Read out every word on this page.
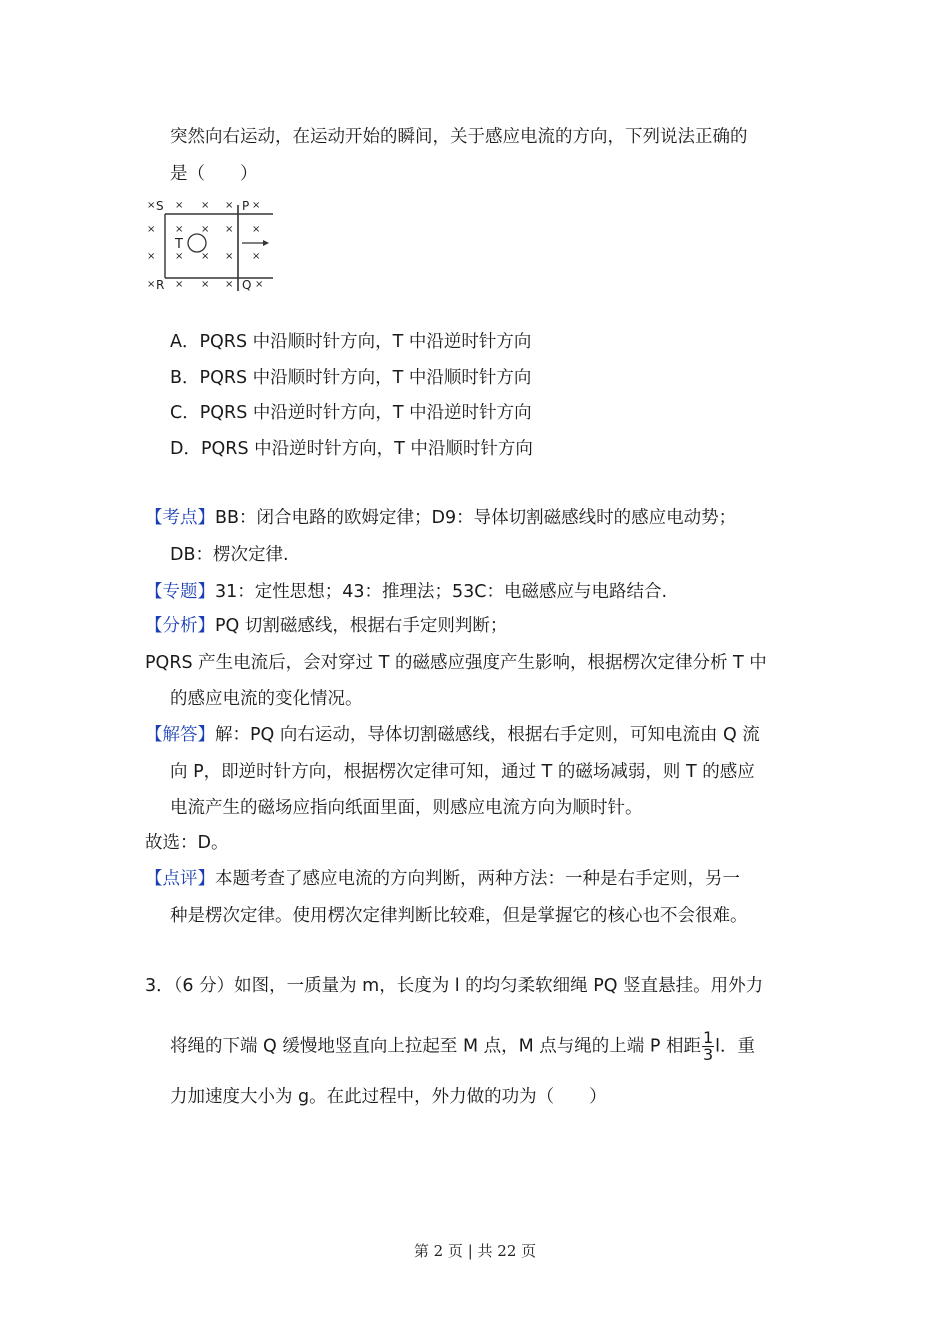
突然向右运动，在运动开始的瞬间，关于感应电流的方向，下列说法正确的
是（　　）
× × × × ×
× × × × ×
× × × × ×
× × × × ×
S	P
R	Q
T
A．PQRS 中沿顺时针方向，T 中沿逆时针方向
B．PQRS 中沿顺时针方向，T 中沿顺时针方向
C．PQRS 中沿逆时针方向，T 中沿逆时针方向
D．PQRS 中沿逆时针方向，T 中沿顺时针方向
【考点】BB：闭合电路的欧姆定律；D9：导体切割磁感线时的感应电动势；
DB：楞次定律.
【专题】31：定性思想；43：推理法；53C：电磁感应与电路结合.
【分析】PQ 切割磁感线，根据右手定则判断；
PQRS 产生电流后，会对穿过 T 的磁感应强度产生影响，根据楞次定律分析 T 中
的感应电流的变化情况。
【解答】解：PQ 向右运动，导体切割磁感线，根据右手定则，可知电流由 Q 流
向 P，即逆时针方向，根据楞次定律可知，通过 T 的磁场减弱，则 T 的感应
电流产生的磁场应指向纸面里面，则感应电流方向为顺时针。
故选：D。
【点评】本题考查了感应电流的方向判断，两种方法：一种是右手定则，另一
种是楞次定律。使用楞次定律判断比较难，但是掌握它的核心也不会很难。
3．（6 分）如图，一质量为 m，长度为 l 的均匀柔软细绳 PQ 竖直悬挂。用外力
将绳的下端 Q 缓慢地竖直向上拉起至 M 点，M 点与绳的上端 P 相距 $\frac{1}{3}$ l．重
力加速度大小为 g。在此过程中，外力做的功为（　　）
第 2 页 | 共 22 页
= = = = =
What you should do>
Copy all lines of the listing above that contain the string "中沿逆时针方向".

Task solution>
A．PQRS 中沿顺时针方向，T 中沿逆时针方向
C．PQRS 中沿逆时针方向，T 中沿逆时针方向
D．PQRS 中沿逆时针方向，T 中沿顺时针方向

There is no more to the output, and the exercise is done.